Il titolo dell’opera, Il piano inclinato (Sellerio), immette il lettore, attraverso una metonimia, nell’universo diegetico dell’opera, evidenziato anche dall’immagine di copertina di Markenzy Julius Cesar connotata di forte espressività. Il piano inclinato su cui si muove il giovane Ousmane costituisce anche un fondale di palcoscenico, una delimitazione drammaturgica che dà corpo all’allegoria sottesa alla narrazione, alla quale rimanda la prima frase del testo: “Chiamiamolo Ousmane”. È un avviso al lettore, la comunicazione esplicita del patto narrativo che dà al protagonista Ousmane il ruolo di rappresentante di tutti gli altri minori non accompagnati che compiono lo stesso itinerario di migrazione.

Ousmane ha deciso di lasciare Kalabougou, nel Mali, per cercare fortuna altrove, in quello che chiamerà il “nuovo mondo”, secondo il consiglio che gli ha dato il padre in punto di morte: “aprire una finestra”. Ousmane sa di affrontare una grande avventura, di stare su un piano inclinato, ma non riesce a immaginare se sarà in salita o in discesa: “Ousma aveva sedici anni, e a sedici anni si ha una percezione abbastanza confusa dei fatti che accadono, anche quando accadono molto vicino.”.

Il romanzo è duro e rivendicativo. Roberto Alajmo racconta il fallito percorso di formazione on the road dell’ingenuo Ousmane nella spietata società odierna, nell’amara consapevolezza delle “occasioni mancate” della politica nei confronti degli immigrati, lasciati in un vuoto disperante dopo l’accoglienza iniziale.

### Dati forniti
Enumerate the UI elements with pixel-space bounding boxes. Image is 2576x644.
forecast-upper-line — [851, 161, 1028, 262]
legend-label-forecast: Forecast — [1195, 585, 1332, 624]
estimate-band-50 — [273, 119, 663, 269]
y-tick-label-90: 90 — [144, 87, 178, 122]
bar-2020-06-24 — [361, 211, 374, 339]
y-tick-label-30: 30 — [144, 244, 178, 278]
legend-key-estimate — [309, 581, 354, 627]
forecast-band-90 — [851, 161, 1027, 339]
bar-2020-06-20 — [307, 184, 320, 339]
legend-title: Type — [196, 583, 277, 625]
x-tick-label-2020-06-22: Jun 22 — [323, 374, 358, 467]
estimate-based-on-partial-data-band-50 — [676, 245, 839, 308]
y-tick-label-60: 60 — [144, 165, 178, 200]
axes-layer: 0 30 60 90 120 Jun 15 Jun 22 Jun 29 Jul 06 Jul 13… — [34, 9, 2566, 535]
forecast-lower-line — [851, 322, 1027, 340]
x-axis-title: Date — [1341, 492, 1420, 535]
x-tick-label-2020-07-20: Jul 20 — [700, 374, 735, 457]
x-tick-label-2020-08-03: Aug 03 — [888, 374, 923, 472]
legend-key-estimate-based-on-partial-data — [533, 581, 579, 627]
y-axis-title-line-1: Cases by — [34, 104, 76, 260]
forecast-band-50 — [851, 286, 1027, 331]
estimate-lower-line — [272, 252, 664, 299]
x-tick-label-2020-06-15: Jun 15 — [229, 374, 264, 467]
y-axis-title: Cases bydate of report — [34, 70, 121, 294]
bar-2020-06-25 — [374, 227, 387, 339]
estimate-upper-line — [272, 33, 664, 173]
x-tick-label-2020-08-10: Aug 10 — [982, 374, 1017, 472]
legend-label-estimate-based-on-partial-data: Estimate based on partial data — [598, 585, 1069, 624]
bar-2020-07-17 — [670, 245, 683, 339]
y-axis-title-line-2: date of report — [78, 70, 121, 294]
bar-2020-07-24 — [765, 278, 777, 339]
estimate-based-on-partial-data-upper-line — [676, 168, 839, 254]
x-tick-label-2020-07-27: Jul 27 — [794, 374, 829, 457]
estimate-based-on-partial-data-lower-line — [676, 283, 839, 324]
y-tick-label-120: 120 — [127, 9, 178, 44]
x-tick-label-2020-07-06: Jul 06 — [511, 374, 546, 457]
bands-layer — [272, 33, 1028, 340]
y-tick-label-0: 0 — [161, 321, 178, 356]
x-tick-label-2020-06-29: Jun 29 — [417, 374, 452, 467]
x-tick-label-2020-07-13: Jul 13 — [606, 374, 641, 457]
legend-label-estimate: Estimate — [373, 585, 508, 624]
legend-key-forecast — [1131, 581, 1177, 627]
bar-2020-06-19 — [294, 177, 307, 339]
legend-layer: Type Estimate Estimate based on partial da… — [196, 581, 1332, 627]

### Consegna scritta 1
Ricopia dal brano sul romanzo Il piano inclinato la parte che inizia con le parole contenenti "Il romanzo è" e si chiude con "dopo l’accoglienza iniziale.".
### Consegna scritta 2
Prosegui il brano sul romanzo Il piano inclinato partendo dopo la sua ultima frase.

### Svolgimento 1
Il romanzo è duro e rivendicativo. Roberto Alajmo racconta il fallito percorso di formazione on the road dell’ingenuo Ousmane nella spietata società odierna, nell’amara consapevolezza delle “occasioni mancate” della politica nei confronti degli immigrati, lasciati in un vuoto disperante dopo l’accoglienza iniziale.

### Svolgimento 2
Nel nuovo mondo in cui arriva, Ousmane non riesce a dare le risposte “giuste” alle domande che gli sono poste, a volte neppure riesce a rispondere, soltanto dopo molte delusioni e amarezze, oltrepassa, senza accorgersene “la soglia di consapevolezza… che marca la differenza fra quello che prima no e adesso invece sì… Ancora ha un’idea abbastanza vaga di cosa fare, ma è molto deciso a farlo.”. Trovandosi nella terra di nessuno, in attesa che la Commissione gli conceda il permesso di soggiorno, il ragazzo avrà il coraggio di rivendicare la propria dignità e dare un senso alla sua vita. Alajmo narra con vigore, alterna il ritmo lento, a quello concitato, la terza persona, all’indiretto libero. Senza facili cedimenti sentimentali dà vita a un personaggio fragile, combattuto: “Se ci riflette sopra si vergogna di certi suoi pensieri egoistici, cerca di scacciarli. Poi però pensa che finché prova vergogna è autorizzato a credere che il ragazzo ingenuo che era non è stato del tutto cancellato…”. Il piano inclinato è certamente un libro oggi necessario, aderente alla realtà, affronta, senza gli abusati cliché pietistici, il tema dei migranti, dà voce alla loro rivendicazione della propria dignità umana, non tace sulle mancanze e sulle ipocrisie del “nuovo mondo”.